**TASK OBJECTIVE**
Gather, from the data below, each line in which the word "σύσκεψης" occurs.

**WORKING DATA**
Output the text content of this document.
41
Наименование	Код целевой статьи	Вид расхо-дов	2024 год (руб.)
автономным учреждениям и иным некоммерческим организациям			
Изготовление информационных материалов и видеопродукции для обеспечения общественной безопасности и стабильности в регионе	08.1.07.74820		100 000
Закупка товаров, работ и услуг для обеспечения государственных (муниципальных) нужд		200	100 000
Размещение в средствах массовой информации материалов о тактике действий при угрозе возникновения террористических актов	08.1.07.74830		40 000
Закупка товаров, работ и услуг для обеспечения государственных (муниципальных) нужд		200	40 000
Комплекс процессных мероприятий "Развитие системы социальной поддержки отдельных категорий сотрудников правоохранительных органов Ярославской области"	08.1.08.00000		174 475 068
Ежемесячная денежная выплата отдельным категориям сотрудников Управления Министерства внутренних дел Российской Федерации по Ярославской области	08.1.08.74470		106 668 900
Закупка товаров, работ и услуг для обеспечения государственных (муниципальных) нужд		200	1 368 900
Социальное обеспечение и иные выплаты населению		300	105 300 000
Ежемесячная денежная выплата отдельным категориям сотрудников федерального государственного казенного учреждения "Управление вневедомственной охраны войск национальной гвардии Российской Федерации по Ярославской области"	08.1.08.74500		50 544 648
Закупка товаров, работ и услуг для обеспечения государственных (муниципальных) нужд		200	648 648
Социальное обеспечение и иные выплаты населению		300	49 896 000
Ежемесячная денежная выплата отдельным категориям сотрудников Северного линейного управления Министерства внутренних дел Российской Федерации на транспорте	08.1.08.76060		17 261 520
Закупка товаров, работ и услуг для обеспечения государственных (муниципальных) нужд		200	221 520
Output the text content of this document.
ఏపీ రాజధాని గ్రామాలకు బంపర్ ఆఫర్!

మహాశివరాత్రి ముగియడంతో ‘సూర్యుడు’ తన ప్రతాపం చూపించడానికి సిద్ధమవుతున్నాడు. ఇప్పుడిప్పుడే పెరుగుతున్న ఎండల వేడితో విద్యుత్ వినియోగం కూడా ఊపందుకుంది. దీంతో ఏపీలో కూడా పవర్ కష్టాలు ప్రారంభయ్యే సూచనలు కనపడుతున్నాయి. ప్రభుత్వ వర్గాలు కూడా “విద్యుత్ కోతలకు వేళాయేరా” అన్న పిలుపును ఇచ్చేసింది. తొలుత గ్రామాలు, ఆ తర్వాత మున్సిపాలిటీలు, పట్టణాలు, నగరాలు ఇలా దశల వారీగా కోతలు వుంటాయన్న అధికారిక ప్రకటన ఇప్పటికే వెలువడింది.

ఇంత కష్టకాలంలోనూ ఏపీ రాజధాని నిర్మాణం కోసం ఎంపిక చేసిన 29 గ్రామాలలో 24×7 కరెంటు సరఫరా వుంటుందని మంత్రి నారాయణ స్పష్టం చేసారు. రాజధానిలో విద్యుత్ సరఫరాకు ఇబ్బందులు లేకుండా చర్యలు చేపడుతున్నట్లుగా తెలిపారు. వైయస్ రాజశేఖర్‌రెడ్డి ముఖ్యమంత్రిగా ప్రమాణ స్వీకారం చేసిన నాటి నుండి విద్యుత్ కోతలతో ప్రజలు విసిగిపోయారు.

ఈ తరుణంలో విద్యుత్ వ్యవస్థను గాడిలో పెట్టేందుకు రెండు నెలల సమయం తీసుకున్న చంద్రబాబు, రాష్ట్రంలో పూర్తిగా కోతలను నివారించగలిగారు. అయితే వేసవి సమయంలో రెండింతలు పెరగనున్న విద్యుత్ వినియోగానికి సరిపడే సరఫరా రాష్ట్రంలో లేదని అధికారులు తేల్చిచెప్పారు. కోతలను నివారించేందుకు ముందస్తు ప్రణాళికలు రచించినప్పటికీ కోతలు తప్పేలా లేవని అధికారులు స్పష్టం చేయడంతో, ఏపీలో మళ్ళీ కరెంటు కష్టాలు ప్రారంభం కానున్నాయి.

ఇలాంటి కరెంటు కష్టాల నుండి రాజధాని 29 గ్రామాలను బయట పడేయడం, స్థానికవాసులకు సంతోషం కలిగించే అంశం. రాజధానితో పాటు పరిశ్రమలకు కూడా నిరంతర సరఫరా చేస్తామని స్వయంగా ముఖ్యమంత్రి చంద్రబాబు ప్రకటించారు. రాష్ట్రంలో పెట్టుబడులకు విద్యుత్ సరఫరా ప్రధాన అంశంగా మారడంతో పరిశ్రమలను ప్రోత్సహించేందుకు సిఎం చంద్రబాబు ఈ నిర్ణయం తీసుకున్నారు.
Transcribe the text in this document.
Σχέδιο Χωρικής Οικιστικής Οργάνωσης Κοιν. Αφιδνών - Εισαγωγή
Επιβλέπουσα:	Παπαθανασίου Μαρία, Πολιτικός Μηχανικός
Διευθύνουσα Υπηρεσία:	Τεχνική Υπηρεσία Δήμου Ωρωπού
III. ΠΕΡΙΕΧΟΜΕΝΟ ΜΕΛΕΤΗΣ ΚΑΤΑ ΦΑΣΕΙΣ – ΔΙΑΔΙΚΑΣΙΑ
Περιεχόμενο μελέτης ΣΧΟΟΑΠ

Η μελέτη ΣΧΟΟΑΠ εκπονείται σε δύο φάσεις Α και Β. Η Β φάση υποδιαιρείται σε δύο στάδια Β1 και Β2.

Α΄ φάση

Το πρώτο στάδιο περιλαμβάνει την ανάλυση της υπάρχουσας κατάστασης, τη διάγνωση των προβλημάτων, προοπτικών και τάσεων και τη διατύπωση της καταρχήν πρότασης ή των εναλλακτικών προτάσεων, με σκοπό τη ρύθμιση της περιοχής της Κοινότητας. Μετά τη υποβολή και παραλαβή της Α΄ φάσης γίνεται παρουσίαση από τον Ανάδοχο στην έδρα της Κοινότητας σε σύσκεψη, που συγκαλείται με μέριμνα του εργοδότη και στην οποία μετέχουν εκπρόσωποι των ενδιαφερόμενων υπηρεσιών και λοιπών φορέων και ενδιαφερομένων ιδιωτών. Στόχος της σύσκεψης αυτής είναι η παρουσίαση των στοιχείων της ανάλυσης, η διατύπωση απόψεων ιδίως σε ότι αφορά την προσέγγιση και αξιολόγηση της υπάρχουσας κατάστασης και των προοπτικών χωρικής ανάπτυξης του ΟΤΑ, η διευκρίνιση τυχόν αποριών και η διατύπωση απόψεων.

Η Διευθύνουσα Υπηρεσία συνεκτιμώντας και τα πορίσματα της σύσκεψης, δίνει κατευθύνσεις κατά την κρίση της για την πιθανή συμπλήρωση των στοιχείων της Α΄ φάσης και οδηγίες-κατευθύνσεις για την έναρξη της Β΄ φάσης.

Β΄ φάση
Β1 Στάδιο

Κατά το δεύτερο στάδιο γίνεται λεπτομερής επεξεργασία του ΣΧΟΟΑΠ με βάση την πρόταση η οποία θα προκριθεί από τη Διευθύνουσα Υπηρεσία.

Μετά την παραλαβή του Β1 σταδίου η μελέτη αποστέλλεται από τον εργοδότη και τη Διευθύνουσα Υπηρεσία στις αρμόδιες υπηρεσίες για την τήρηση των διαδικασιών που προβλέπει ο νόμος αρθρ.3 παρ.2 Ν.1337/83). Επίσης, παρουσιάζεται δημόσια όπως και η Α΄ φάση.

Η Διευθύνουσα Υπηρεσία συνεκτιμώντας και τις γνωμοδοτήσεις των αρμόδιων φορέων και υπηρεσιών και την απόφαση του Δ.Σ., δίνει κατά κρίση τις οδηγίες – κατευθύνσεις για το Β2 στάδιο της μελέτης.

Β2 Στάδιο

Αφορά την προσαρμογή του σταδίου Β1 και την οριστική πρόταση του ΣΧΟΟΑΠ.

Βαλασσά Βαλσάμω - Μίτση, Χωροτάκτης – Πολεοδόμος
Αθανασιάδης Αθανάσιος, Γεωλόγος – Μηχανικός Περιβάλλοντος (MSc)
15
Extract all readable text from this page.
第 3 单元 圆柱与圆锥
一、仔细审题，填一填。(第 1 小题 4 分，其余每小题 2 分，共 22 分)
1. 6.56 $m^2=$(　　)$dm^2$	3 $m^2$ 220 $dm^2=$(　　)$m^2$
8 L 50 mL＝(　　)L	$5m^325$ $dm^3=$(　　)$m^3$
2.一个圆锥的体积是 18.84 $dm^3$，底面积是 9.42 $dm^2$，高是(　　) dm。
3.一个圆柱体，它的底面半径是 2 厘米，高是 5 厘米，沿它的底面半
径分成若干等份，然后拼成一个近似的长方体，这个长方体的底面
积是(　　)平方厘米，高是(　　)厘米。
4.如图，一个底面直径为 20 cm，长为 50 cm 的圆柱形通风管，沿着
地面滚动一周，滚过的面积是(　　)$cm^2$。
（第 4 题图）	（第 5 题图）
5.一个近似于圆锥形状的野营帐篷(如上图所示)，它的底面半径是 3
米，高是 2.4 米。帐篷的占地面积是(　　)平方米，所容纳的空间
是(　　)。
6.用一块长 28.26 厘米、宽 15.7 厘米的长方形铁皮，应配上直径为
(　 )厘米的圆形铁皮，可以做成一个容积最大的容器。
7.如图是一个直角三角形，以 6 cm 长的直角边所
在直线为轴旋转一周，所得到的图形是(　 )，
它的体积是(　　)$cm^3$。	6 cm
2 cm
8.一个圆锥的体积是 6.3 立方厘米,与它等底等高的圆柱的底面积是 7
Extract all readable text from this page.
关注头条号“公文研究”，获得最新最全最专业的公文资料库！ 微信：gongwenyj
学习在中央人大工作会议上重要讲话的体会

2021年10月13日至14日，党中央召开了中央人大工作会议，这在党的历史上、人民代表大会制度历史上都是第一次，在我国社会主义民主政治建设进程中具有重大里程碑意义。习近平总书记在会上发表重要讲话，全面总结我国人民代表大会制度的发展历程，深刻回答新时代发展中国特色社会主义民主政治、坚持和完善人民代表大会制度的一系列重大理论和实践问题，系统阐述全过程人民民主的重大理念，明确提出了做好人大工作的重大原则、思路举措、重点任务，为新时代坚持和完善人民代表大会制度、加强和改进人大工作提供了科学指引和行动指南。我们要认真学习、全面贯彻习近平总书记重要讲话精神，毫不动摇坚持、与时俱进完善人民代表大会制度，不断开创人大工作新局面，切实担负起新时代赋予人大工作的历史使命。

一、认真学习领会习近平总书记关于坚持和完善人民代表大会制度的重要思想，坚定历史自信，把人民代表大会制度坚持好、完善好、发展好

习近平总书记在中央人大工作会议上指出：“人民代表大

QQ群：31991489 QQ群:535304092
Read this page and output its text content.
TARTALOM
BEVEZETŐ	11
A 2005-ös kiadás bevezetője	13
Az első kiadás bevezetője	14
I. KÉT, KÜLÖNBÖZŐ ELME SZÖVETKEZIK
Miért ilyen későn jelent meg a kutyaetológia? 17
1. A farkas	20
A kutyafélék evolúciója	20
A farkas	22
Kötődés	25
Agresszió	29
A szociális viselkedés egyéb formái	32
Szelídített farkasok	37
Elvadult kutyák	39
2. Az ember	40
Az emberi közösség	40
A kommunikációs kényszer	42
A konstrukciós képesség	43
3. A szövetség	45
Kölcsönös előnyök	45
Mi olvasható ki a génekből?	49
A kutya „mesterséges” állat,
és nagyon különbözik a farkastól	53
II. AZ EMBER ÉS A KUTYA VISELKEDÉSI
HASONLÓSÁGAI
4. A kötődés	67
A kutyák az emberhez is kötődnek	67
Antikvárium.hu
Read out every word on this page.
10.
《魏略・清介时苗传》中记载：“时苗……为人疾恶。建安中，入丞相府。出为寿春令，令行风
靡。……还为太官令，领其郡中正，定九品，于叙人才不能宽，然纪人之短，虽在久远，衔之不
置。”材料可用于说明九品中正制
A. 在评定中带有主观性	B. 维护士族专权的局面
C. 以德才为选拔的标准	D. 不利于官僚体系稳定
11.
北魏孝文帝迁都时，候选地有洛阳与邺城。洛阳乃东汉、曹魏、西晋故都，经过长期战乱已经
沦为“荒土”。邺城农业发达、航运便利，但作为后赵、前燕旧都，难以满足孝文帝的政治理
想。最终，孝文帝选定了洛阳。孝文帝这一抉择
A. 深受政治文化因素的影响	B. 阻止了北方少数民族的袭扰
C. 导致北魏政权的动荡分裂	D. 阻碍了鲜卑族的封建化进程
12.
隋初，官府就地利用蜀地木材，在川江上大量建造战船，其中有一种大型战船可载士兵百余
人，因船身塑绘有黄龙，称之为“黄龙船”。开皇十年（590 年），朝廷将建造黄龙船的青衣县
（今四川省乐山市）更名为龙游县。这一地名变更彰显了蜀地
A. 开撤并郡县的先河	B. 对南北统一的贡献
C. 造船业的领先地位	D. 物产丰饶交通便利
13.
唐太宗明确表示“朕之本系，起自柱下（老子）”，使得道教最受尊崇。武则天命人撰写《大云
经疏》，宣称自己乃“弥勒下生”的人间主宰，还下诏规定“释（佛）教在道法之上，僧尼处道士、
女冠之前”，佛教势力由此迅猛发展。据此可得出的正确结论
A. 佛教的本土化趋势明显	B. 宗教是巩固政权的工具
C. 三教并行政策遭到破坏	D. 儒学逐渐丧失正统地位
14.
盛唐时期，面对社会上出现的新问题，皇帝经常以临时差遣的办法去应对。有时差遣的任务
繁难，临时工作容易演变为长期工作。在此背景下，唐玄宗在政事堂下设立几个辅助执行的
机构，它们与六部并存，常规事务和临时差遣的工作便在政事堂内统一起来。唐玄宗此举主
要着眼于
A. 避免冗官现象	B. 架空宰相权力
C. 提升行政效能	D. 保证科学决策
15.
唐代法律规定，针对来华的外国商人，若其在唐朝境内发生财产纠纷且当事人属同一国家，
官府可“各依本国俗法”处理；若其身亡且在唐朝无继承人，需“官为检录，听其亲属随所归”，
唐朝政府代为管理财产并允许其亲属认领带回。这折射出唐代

**WRITTEN REPLY**
Το πρώτο στάδιο περιλαμβάνει την ανάλυση της υπάρχουσας κατάστασης, τη διάγνωση των προβλημάτων, προοπτικών και τάσεων και τη διατύπωση της καταρχήν πρότασης ή των εναλλακτικών προτάσεων, με σκοπό τη ρύθμιση της περιοχής της Κοινότητας. Μετά τη υποβολή και παραλαβή της Α΄ φάσης γίνεται παρουσίαση από τον Ανάδοχο στην έδρα της Κοινότητας σε σύσκεψη, που συγκαλείται με μέριμνα του εργοδότη και στην οποία μετέχουν εκπρόσωποι των ενδιαφερόμενων υπηρεσιών και λοιπών φορέων και ενδιαφερομένων ιδιωτών. Στόχος της σύσκεψης αυτής είναι η παρουσίαση των στοιχείων της ανάλυσης, η διατύπωση απόψεων ιδίως σε ότι αφορά την προσέγγιση και αξιολόγηση της υπάρχουσας κατάστασης και των προοπτικών χωρικής ανάπτυξης του ΟΤΑ, η διευκρίνιση τυχόν αποριών και η διατύπωση απόψεων.
Η Διευθύνουσα Υπηρεσία συνεκτιμώντας και τα πορίσματα της σύσκεψης, δίνει κατευθύνσεις κατά την κρίση της για την πιθανή συμπλήρωση των στοιχείων της Α΄ φάσης και οδηγίες-κατευθύνσεις για την έναρξη της Β΄ φάσης.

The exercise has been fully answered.